- To be done: For the listing below, give the number of lines in which "Tank" occurs. Add nothing.

Dataset listings of figures
▶

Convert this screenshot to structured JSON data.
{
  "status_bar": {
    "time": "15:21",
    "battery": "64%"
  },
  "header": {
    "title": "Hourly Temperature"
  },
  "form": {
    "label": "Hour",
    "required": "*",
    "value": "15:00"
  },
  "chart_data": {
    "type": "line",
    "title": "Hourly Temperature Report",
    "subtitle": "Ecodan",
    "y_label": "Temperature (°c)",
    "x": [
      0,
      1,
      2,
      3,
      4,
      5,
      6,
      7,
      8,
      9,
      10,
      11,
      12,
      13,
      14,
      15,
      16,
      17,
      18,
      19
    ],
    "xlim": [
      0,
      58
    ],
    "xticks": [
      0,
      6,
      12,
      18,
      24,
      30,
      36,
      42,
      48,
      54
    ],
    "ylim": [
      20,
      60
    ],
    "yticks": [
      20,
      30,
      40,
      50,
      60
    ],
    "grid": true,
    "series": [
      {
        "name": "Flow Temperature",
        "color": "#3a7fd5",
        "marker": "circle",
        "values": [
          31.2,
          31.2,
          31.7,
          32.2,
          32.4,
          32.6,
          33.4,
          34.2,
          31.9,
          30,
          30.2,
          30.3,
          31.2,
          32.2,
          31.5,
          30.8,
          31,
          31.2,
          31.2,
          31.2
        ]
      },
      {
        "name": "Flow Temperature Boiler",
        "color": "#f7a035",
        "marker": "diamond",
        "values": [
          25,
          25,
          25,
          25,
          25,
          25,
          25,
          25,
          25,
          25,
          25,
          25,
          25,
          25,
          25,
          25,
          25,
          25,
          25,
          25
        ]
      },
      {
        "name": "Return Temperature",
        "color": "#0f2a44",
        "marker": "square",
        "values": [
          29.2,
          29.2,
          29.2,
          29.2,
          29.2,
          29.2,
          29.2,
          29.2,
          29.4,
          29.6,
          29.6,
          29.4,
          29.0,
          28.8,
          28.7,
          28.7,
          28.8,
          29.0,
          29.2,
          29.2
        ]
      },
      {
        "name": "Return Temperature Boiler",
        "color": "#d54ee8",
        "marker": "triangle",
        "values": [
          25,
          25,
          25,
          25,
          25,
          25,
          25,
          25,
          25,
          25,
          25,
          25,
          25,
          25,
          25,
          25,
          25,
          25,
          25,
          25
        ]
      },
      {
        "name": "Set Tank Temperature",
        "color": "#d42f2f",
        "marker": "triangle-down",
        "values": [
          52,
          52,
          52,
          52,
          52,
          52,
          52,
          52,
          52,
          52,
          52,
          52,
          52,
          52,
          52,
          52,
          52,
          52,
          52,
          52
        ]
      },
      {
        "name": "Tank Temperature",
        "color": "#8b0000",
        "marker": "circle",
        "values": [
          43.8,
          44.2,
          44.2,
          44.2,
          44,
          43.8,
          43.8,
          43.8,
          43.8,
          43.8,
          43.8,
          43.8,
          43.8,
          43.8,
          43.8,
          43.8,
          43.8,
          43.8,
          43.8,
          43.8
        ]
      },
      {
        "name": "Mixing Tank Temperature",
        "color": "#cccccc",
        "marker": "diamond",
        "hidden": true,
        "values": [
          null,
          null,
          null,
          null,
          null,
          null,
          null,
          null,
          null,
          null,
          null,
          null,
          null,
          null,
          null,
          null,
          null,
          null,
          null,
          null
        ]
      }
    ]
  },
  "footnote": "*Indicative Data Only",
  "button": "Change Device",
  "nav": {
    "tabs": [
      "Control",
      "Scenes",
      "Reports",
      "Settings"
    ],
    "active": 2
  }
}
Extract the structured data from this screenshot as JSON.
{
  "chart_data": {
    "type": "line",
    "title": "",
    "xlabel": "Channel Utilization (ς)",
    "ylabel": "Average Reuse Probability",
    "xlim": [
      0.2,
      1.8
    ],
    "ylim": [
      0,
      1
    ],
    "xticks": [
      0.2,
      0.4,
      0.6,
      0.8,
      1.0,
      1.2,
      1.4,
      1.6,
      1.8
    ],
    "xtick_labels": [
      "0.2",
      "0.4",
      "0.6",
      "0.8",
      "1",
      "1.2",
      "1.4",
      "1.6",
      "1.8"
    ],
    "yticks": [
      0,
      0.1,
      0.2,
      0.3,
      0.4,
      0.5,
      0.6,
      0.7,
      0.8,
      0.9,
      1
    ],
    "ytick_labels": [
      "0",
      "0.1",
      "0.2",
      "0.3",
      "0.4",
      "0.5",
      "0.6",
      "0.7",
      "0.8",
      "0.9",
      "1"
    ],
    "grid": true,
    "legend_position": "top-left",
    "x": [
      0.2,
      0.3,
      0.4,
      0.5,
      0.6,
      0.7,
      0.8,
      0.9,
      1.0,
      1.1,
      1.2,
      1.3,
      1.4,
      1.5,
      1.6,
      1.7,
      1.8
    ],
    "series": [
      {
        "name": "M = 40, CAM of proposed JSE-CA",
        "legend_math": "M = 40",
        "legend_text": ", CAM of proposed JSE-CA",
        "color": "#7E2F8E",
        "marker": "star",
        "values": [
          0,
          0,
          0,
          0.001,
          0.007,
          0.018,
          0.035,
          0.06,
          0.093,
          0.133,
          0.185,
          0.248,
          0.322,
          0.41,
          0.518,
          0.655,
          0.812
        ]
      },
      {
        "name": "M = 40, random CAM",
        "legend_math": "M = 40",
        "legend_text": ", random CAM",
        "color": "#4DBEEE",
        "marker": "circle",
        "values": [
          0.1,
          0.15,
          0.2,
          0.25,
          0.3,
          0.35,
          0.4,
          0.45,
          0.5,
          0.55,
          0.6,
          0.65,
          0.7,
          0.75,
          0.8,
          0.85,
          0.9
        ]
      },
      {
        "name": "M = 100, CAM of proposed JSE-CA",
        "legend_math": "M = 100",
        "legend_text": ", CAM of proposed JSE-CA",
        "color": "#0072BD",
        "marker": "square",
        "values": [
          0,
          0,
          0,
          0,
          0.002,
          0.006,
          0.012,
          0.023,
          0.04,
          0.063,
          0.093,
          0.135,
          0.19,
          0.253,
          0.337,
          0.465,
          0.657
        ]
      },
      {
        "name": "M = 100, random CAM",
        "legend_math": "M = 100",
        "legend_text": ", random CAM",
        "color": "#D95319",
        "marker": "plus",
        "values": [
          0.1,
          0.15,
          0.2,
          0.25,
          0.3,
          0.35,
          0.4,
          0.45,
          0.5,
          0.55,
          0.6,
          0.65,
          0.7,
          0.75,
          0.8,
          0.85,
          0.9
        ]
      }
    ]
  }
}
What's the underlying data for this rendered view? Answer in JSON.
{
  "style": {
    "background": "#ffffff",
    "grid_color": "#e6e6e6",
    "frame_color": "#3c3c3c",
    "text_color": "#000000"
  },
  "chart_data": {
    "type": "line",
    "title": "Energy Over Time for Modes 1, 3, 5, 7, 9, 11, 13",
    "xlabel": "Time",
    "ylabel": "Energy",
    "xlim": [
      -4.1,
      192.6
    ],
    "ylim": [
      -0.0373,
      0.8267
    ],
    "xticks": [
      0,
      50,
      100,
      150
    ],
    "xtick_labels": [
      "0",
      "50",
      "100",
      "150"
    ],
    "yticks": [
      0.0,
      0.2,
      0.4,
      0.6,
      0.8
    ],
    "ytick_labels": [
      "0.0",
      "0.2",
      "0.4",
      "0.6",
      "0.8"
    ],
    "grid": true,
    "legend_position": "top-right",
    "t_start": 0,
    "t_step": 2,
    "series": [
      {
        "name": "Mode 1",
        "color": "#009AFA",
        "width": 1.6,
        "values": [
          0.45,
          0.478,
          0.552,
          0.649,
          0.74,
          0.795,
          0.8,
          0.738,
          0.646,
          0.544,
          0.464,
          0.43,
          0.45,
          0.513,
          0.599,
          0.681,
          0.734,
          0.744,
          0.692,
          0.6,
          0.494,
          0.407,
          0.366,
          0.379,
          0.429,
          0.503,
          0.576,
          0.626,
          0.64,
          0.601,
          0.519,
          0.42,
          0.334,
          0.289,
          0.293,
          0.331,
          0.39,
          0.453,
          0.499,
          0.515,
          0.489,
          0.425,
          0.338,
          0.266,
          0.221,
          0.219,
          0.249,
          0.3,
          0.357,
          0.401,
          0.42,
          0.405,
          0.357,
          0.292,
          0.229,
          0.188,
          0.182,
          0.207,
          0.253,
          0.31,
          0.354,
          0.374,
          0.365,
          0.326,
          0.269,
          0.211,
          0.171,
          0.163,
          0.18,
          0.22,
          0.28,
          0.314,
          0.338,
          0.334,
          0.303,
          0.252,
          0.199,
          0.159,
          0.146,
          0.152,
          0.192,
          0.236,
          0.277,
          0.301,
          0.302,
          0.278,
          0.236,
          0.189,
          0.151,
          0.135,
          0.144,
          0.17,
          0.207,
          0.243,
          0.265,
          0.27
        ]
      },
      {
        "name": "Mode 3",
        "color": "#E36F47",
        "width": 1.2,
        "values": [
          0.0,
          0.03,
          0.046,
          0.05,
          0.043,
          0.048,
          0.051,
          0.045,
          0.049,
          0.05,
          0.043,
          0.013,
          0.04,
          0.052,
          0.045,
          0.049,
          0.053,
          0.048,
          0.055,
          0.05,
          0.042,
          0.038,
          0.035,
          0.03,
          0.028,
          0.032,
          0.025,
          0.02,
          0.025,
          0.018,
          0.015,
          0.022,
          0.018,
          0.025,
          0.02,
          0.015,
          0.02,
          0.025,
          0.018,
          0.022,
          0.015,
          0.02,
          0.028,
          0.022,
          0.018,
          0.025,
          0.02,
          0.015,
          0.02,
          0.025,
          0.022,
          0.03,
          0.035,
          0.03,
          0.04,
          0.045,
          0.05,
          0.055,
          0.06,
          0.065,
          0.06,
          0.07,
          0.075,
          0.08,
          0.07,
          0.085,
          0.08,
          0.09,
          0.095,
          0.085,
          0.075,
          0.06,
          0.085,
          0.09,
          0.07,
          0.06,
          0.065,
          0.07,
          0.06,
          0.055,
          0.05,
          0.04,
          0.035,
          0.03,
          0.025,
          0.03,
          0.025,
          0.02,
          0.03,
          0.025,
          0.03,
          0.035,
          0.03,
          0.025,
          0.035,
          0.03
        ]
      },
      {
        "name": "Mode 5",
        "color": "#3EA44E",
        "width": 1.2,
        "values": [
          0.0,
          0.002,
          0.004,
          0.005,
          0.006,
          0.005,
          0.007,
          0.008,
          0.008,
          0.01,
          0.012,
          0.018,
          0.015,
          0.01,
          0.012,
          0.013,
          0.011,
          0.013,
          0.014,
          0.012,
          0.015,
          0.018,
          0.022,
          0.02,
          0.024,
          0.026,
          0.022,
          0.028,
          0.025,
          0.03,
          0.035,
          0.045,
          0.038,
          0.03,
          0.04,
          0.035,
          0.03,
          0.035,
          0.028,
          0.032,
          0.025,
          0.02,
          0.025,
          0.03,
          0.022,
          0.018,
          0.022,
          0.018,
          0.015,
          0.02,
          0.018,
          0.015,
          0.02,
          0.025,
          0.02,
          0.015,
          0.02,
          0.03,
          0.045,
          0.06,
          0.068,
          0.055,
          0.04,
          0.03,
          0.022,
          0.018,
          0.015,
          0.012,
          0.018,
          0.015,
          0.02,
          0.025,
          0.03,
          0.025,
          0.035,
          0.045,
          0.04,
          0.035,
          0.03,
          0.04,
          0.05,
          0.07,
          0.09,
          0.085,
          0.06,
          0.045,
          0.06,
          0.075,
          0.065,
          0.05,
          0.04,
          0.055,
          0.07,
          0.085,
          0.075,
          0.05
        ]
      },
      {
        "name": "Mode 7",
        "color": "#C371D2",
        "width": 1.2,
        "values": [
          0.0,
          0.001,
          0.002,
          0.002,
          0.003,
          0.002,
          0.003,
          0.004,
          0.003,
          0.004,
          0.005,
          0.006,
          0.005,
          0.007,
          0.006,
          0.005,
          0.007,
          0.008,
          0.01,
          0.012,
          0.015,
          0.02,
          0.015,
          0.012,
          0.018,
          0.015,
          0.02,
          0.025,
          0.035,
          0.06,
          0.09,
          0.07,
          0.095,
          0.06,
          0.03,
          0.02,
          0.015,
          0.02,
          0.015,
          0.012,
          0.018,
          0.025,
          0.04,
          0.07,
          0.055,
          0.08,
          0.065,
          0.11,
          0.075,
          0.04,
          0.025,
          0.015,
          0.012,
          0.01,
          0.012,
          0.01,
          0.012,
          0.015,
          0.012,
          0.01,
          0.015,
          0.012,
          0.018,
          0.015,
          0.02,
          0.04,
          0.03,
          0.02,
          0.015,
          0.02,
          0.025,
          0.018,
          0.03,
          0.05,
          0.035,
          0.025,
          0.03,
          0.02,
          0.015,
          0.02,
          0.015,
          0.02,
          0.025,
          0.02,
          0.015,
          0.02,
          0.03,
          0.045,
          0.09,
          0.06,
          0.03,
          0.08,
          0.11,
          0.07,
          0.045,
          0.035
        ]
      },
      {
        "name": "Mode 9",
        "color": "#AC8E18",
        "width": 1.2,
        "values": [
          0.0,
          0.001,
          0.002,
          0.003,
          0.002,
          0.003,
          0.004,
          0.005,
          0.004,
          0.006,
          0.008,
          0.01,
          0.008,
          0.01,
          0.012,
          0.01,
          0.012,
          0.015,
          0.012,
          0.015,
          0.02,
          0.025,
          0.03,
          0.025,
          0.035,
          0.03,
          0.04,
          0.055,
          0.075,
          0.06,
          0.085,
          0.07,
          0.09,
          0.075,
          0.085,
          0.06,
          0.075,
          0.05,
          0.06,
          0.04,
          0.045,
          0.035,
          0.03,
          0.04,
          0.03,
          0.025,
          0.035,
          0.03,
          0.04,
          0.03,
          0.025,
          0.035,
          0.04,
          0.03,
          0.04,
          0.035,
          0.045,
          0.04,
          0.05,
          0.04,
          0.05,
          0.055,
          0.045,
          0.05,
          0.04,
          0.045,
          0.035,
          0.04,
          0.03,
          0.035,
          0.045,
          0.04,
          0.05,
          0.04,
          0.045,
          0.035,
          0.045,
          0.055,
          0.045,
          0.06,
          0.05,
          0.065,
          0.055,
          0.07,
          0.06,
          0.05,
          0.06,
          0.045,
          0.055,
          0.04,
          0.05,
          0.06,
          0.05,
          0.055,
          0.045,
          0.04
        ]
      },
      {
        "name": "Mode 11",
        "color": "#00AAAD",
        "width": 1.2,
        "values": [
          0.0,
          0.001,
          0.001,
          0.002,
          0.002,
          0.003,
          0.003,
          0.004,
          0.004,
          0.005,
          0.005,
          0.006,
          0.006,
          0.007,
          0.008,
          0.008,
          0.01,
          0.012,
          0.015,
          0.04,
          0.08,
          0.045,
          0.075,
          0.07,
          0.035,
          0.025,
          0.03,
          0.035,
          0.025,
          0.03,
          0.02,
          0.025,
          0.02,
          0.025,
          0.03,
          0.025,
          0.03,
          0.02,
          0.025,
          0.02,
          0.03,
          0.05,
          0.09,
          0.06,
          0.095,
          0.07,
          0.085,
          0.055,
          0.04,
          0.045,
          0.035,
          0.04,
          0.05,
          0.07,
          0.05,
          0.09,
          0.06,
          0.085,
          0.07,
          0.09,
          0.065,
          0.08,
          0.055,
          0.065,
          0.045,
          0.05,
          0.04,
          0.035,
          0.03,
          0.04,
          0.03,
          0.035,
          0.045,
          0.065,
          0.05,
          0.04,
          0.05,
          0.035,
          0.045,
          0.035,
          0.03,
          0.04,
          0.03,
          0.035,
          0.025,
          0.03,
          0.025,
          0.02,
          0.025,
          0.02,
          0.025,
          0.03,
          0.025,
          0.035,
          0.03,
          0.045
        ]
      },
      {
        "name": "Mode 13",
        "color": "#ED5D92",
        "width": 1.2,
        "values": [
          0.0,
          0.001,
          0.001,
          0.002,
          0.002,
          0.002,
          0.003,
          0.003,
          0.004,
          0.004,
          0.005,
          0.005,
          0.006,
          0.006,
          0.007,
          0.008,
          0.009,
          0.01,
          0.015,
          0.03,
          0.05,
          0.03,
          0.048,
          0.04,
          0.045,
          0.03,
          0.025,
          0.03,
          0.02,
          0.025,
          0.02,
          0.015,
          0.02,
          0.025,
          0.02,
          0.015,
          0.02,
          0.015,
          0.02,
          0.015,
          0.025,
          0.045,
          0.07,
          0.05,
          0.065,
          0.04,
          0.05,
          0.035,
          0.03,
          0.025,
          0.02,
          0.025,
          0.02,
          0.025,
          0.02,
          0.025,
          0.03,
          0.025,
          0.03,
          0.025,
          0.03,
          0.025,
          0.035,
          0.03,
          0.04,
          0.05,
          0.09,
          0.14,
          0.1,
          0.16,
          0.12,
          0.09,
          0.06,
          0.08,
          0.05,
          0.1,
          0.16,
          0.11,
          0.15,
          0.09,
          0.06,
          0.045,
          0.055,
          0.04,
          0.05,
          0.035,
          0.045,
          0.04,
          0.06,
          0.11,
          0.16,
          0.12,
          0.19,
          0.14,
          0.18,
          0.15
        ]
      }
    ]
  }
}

◀

- Exercise answer: 3